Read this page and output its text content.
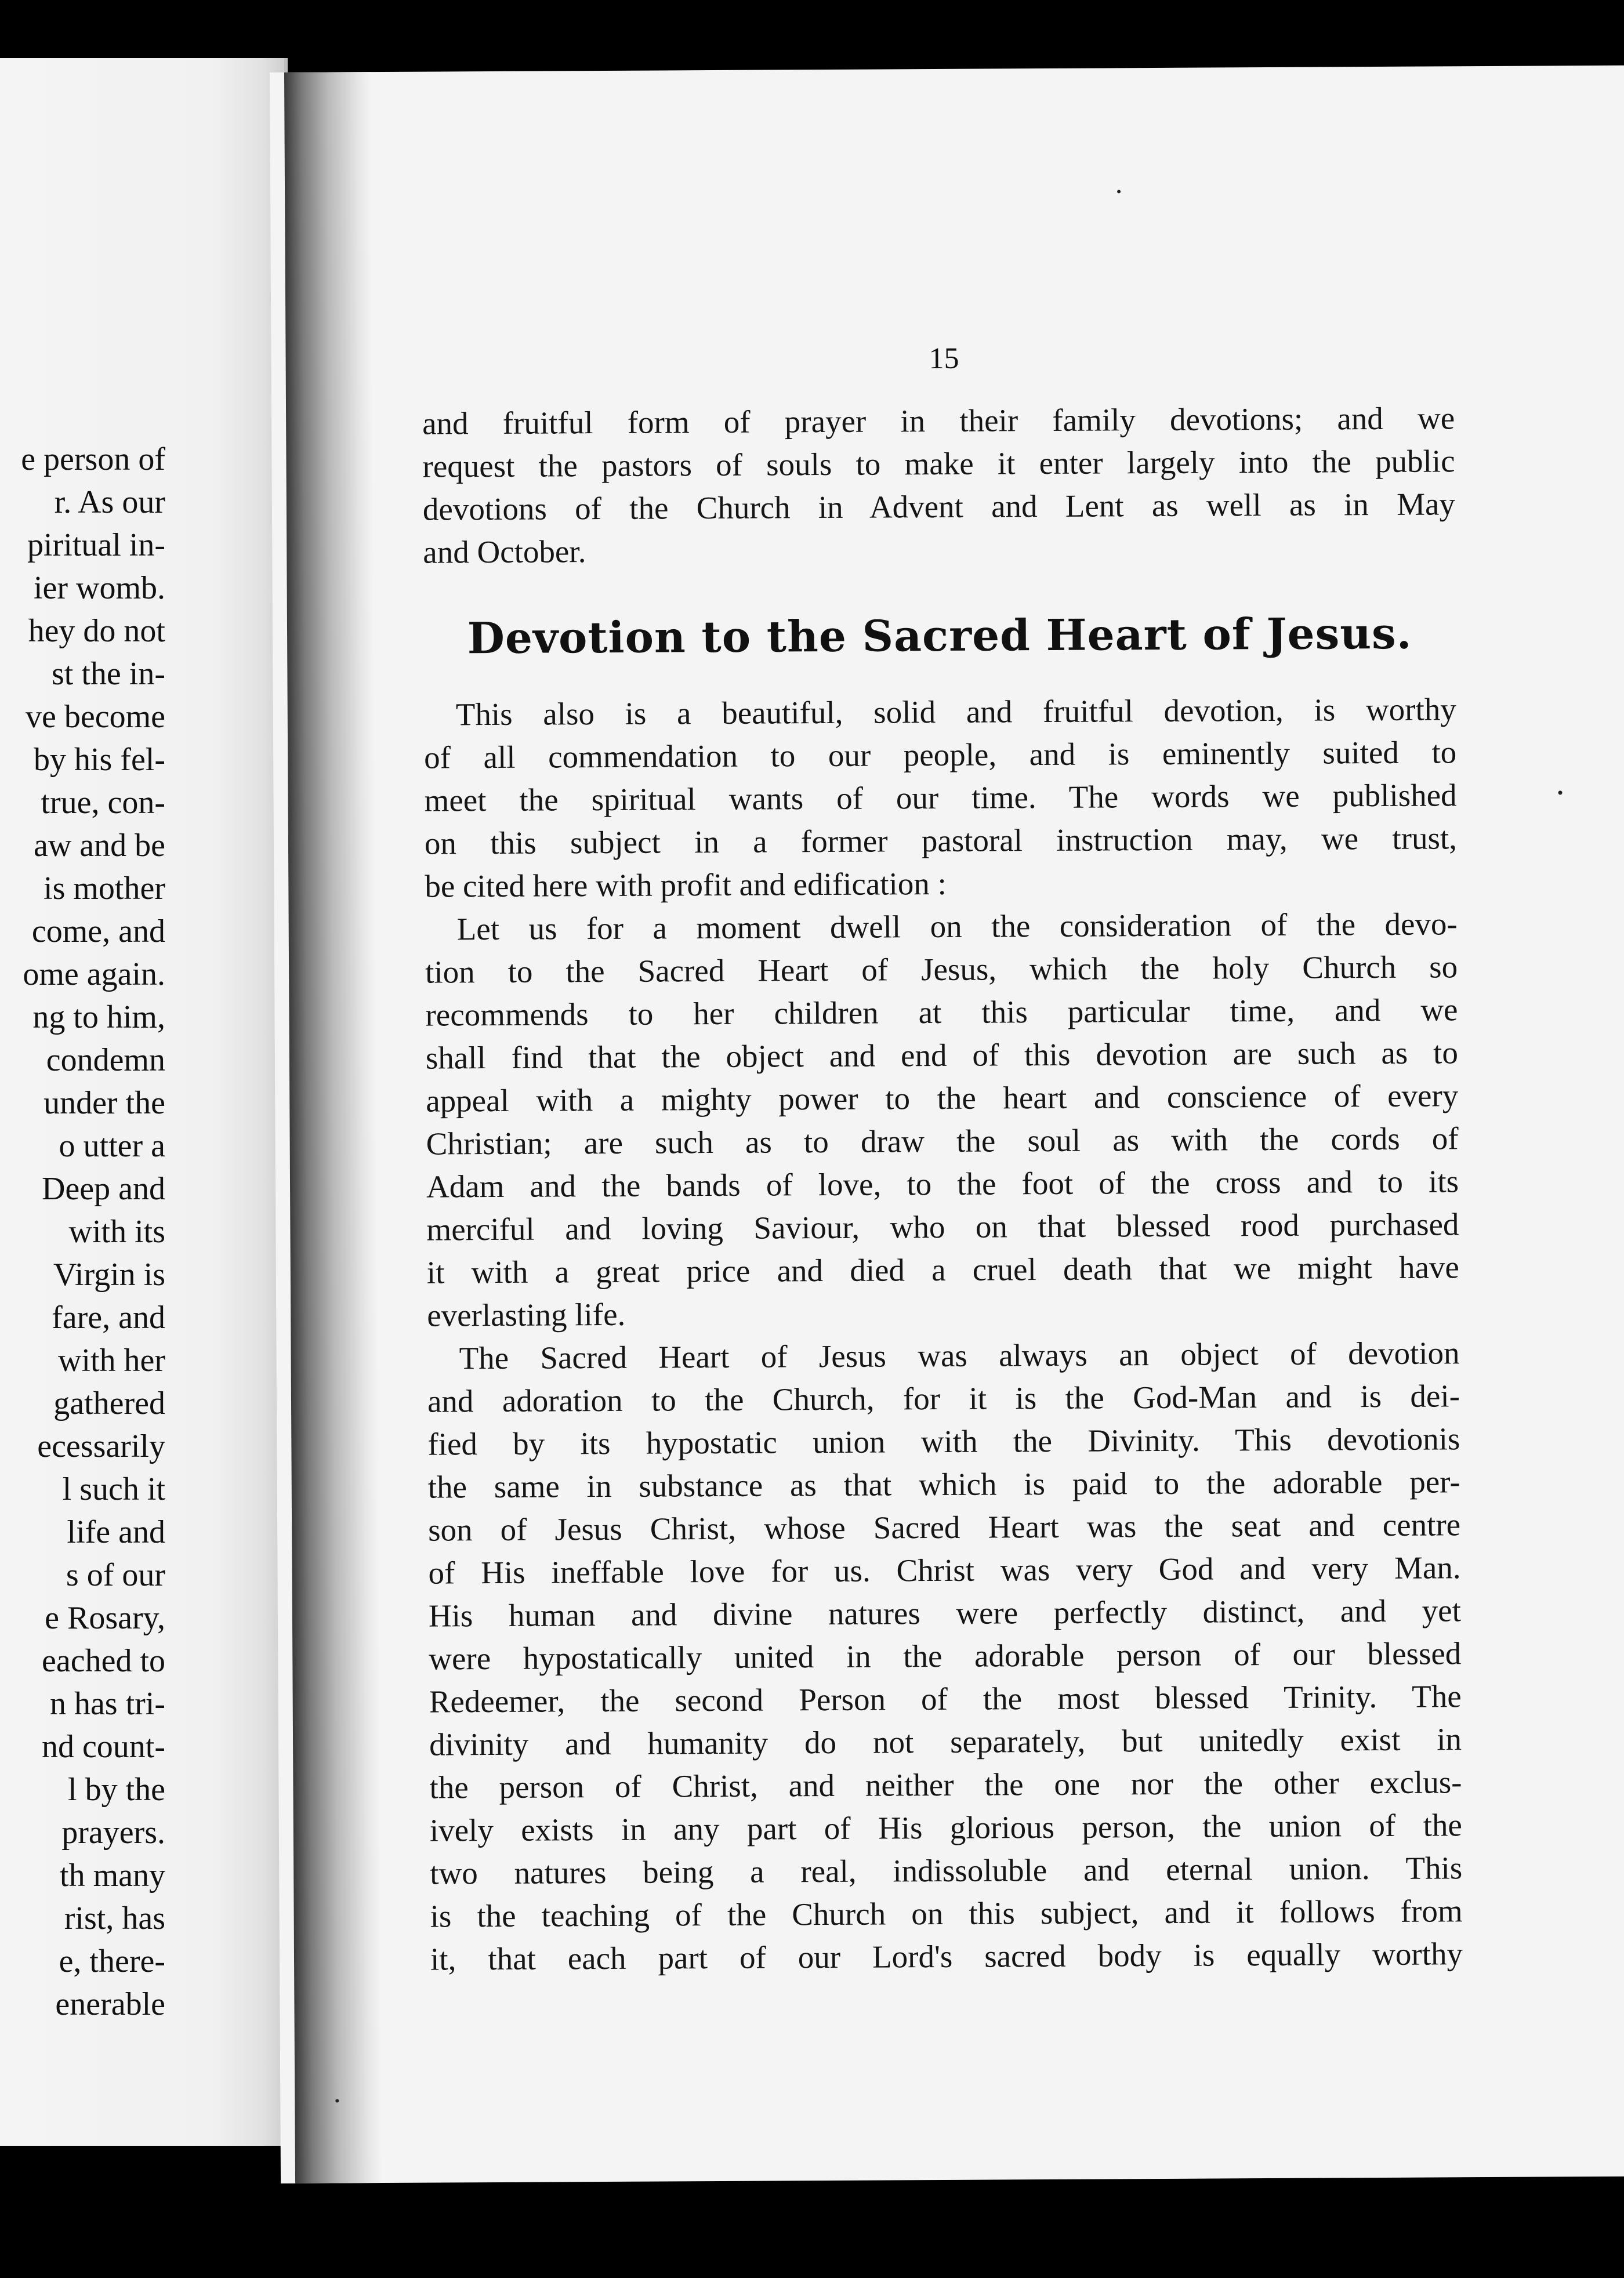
e person of
r. As our
piritual in-
ier womb.
hey do not
st the in-
ve become
by his fel-
true, con-
aw and be
is mother
come, and
ome again.
ng to him,
condemn
under the
o utter a
Deep and
with its
Virgin is
fare, and
with her
gathered
ecessarily
l such it
life and
s of our
e Rosary,
eached to
n has tri-
nd count-
l by the
prayers.
th many
rist, has
e, there-
enerable
15
and fruitful form of prayer in their family devotions; and we
request the pastors of souls to make it enter largely into the public
devotions of the Church in Advent and Lent as well as in May
and October.
Devotion to the Sacred Heart of Jesus.
This also is a beautiful, solid and fruitful devotion, is worthy
of all commendation to our people, and is eminently suited to
meet the spiritual wants of our time. The words we published
on this subject in a former pastoral instruction may, we trust,
be cited here with profit and edification :
Let us for a moment dwell on the consideration of the devo-
tion to the Sacred Heart of Jesus, which the holy Church so
recommends to her children at this particular time, and we
shall find that the object and end of this devotion are such as to
appeal with a mighty power to the heart and conscience of every
Christian; are such as to draw the soul as with the cords of
Adam and the bands of love, to the foot of the cross and to its
merciful and loving Saviour, who on that blessed rood purchased
it with a great price and died a cruel death that we might have
everlasting life.
The Sacred Heart of Jesus was always an object of devotion
and adoration to the Church, for it is the God-Man and is dei-
fied by its hypostatic union with the Divinity. This devotionis
the same in substance as that which is paid to the adorable per-
son of Jesus Christ, whose Sacred Heart was the seat and centre
of His ineffable love for us. Christ was very God and very Man.
His human and divine natures were perfectly distinct, and yet
were hypostatically united in the adorable person of our blessed
Redeemer, the second Person of the most blessed Trinity. The
divinity and humanity do not separately, but unitedly exist in
the person of Christ, and neither the one nor the other exclus-
ively exists in any part of His glorious person, the union of the
two natures being a real, indissoluble and eternal union. This
is the teaching of the Church on this subject, and it follows from
it, that each part of our Lord's sacred body is equally worthy
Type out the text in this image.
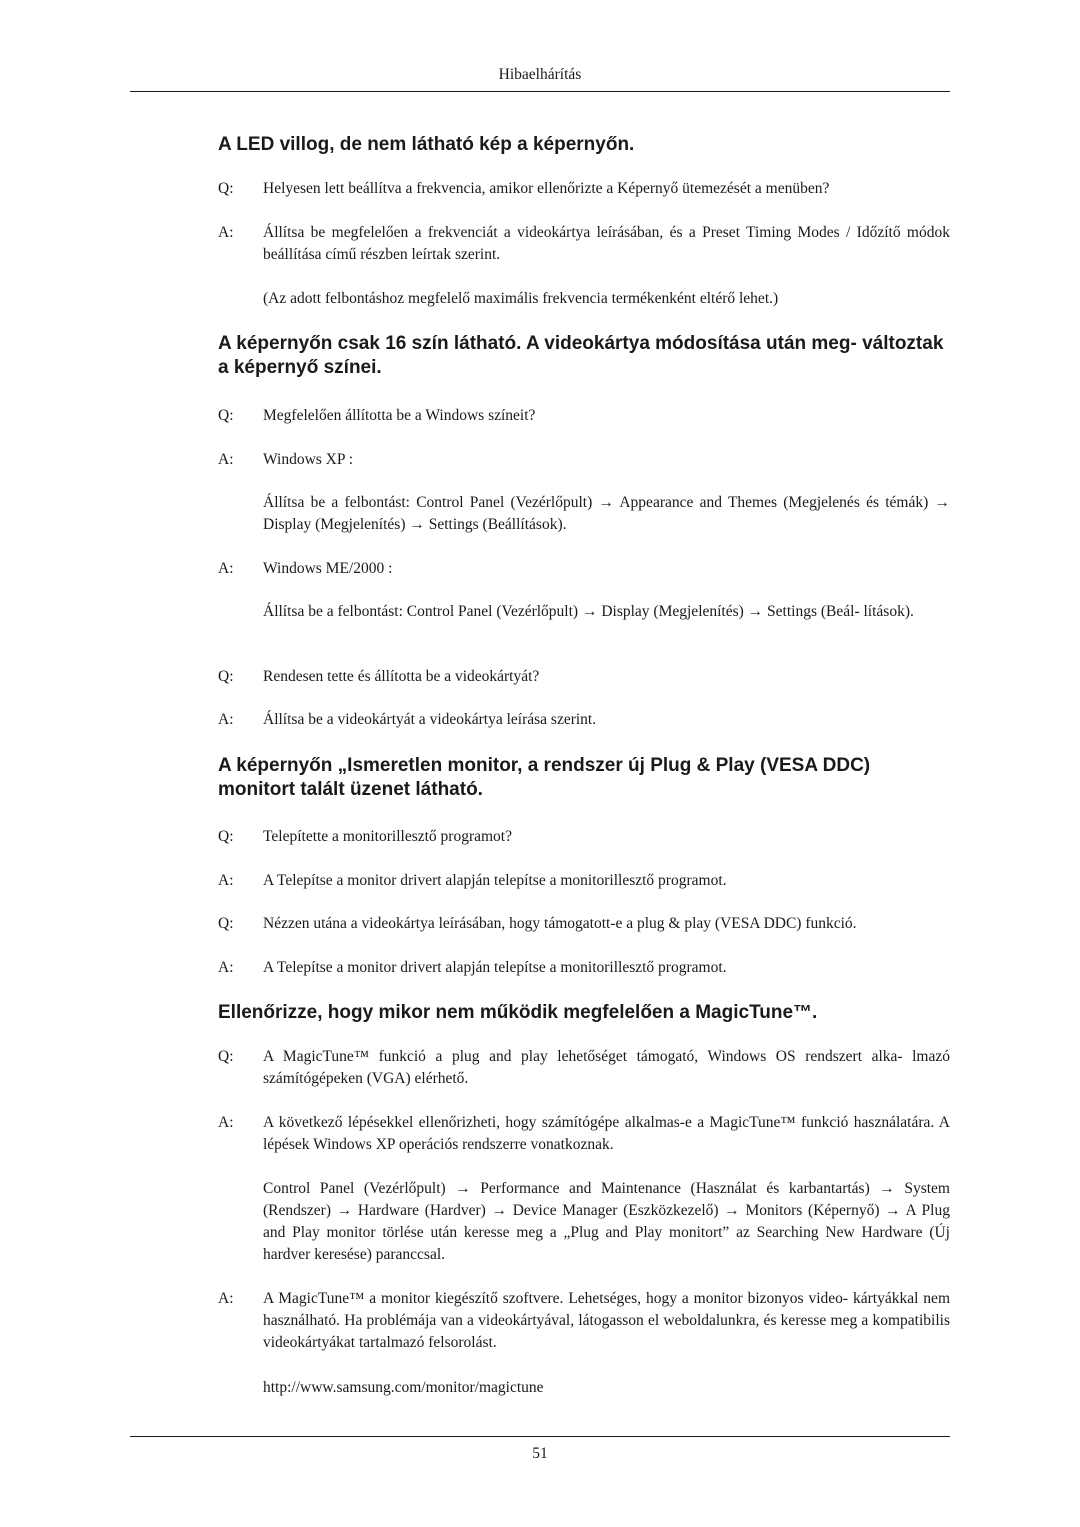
Hibaelhárítás
A LED villog, de nem látható kép a képernyőn.
Q:	Helyesen lett beállítva a frekvencia, amikor ellenőrizte a Képernyő ütemezését a menüben?
A:	Állítsa be megfelelően a frekvenciát a videokártya leírásában, és a Preset Timing Modes / Időzítő módok beállítása című részben leírtak szerint.
(Az adott felbontáshoz megfelelő maximális frekvencia termékenként eltérő lehet.)
A képernyőn csak 16 szín látható. A videokártya módosítása után meg- változtak a képernyő színei.
Q:	Megfelelően állította be a Windows színeit?
A:	Windows XP :
Állítsa be a felbontást: Control Panel (Vezérlőpult) → Appearance and Themes (Megjelenés és témák) → Display (Megjelenítés) → Settings (Beállítások).
A:	Windows ME/2000 :
Állítsa be a felbontást: Control Panel (Vezérlőpult) → Display (Megjelenítés) → Settings (Beál- lítások).
Q:	Rendesen tette és állította be a videokártyát?
A:	Állítsa be a videokártyát a videokártya leírása szerint.
A képernyőn „Ismeretlen monitor, a rendszer új Plug & Play (VESA DDC) monitort talált üzenet látható.
Q:	Telepítette a monitorillesztő programot?
A:	A Telepítse a monitor drivert alapján telepítse a monitorillesztő programot.
Q:	Nézzen utána a videokártya leírásában, hogy támogatott-e a plug & play (VESA DDC) funkció.
A:	A Telepítse a monitor drivert alapján telepítse a monitorillesztő programot.
Ellenőrizze, hogy mikor nem működik megfelelően a MagicTune™.
Q:	A MagicTune™ funkció a plug and play lehetőséget támogató, Windows OS rendszert alka- lmazó számítógépeken (VGA) elérhető.
A:	A következő lépésekkel ellenőrizheti, hogy számítógépe alkalmas-e a MagicTune™ funkció használatára. A lépések Windows XP operációs rendszerre vonatkoznak.
Control Panel (Vezérlőpult) → Performance and Maintenance (Használat és karbantartás) → System (Rendszer) → Hardware (Hardver) → Device Manager (Eszközkezelő) → Monitors (Képernyő) → A Plug and Play monitor törlése után keresse meg a „Plug and Play monitort” az Searching New Hardware (Új hardver keresése) paranccsal.
A:	A MagicTune™ a monitor kiegészítő szoftvere. Lehetséges, hogy a monitor bizonyos video- kártyákkal nem használható. Ha problémája van a videokártyával, látogasson el weboldalunkra, és keresse meg a kompatibilis videokártyákat tartalmazó felsorolást.
http://www.samsung.com/monitor/magictune
51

···

Given problem> Each entry above should be reproduced exactly, with the pictures removed.

Expected answer>
Read this page and output its text content.
e person of
r. As our
piritual in-
ier womb.
hey do not
st the in-
ve become
by his fel-
true, con-
aw and be
is mother
come, and
ome again.
ng to him,
condemn
under the
o utter a
Deep and
with its
Virgin is
fare, and
with her
gathered
ecessarily
l such it
life and
s of our
e Rosary,
eached to
n has tri-
nd count-
l by the
prayers.
th many
rist, has
e, there-
enerable
15
and fruitful form of prayer in their family devotions; and we
request the pastors of souls to make it enter largely into the public
devotions of the Church in Advent and Lent as well as in May
and October.
Devotion to the Sacred Heart of Jesus.
This also is a beautiful, solid and fruitful devotion, is worthy
of all commendation to our people, and is eminently suited to
meet the spiritual wants of our time. The words we published
on this subject in a former pastoral instruction may, we trust,
be cited here with profit and edification :
Let us for a moment dwell on the consideration of the devo-
tion to the Sacred Heart of Jesus, which the holy Church so
recommends to her children at this particular time, and we
shall find that the object and end of this devotion are such as to
appeal with a mighty power to the heart and conscience of every
Christian; are such as to draw the soul as with the cords of
Adam and the bands of love, to the foot of the cross and to its
merciful and loving Saviour, who on that blessed rood purchased
it with a great price and died a cruel death that we might have
everlasting life.
The Sacred Heart of Jesus was always an object of devotion
and adoration to the Church, for it is the God-Man and is dei-
fied by its hypostatic union with the Divinity. This devotionis
the same in substance as that which is paid to the adorable per-
son of Jesus Christ, whose Sacred Heart was the seat and centre
of His ineffable love for us. Christ was very God and very Man.
His human and divine natures were perfectly distinct, and yet
were hypostatically united in the adorable person of our blessed
Redeemer, the second Person of the most blessed Trinity. The
divinity and humanity do not separately, but unitedly exist in
the person of Christ, and neither the one nor the other exclus-
ively exists in any part of His glorious person, the union of the
two natures being a real, indissoluble and eternal union. This
is the teaching of the Church on this subject, and it follows from
it, that each part of our Lord's sacred body is equally worthy
Type out the text in this image.
Hibaelhárítás
A LED villog, de nem látható kép a képernyőn.
Q:	Helyesen lett beállítva a frekvencia, amikor ellenőrizte a Képernyő ütemezését a menüben?
A:	Állítsa be megfelelően a frekvenciát a videokártya leírásában, és a Preset Timing Modes / Időzítő módok beállítása című részben leírtak szerint.
(Az adott felbontáshoz megfelelő maximális frekvencia termékenként eltérő lehet.)
A képernyőn csak 16 szín látható. A videokártya módosítása után meg- változtak a képernyő színei.
Q:	Megfelelően állította be a Windows színeit?
A:	Windows XP :
Állítsa be a felbontást: Control Panel (Vezérlőpult) → Appearance and Themes (Megjelenés és témák) → Display (Megjelenítés) → Settings (Beállítások).
A:	Windows ME/2000 :
Állítsa be a felbontást: Control Panel (Vezérlőpult) → Display (Megjelenítés) → Settings (Beál- lítások).
Q:	Rendesen tette és állította be a videokártyát?
A:	Állítsa be a videokártyát a videokártya leírása szerint.
A képernyőn „Ismeretlen monitor, a rendszer új Plug & Play (VESA DDC) monitort talált üzenet látható.
Q:	Telepítette a monitorillesztő programot?
A:	A Telepítse a monitor drivert alapján telepítse a monitorillesztő programot.
Q:	Nézzen utána a videokártya leírásában, hogy támogatott-e a plug & play (VESA DDC) funkció.
A:	A Telepítse a monitor drivert alapján telepítse a monitorillesztő programot.
Ellenőrizze, hogy mikor nem működik megfelelően a MagicTune™.
Q:	A MagicTune™ funkció a plug and play lehetőséget támogató, Windows OS rendszert alka- lmazó számítógépeken (VGA) elérhető.
A:	A következő lépésekkel ellenőrizheti, hogy számítógépe alkalmas-e a MagicTune™ funkció használatára. A lépések Windows XP operációs rendszerre vonatkoznak.
Control Panel (Vezérlőpult) → Performance and Maintenance (Használat és karbantartás) → System (Rendszer) → Hardware (Hardver) → Device Manager (Eszközkezelő) → Monitors (Képernyő) → A Plug and Play monitor törlése után keresse meg a „Plug and Play monitort” az Searching New Hardware (Új hardver keresése) paranccsal.
A:	A MagicTune™ a monitor kiegészítő szoftvere. Lehetséges, hogy a monitor bizonyos video- kártyákkal nem használható. Ha problémája van a videokártyával, látogasson el weboldalunkra, és keresse meg a kompatibilis videokártyákat tartalmazó felsorolást.
http://www.samsung.com/monitor/magictune
51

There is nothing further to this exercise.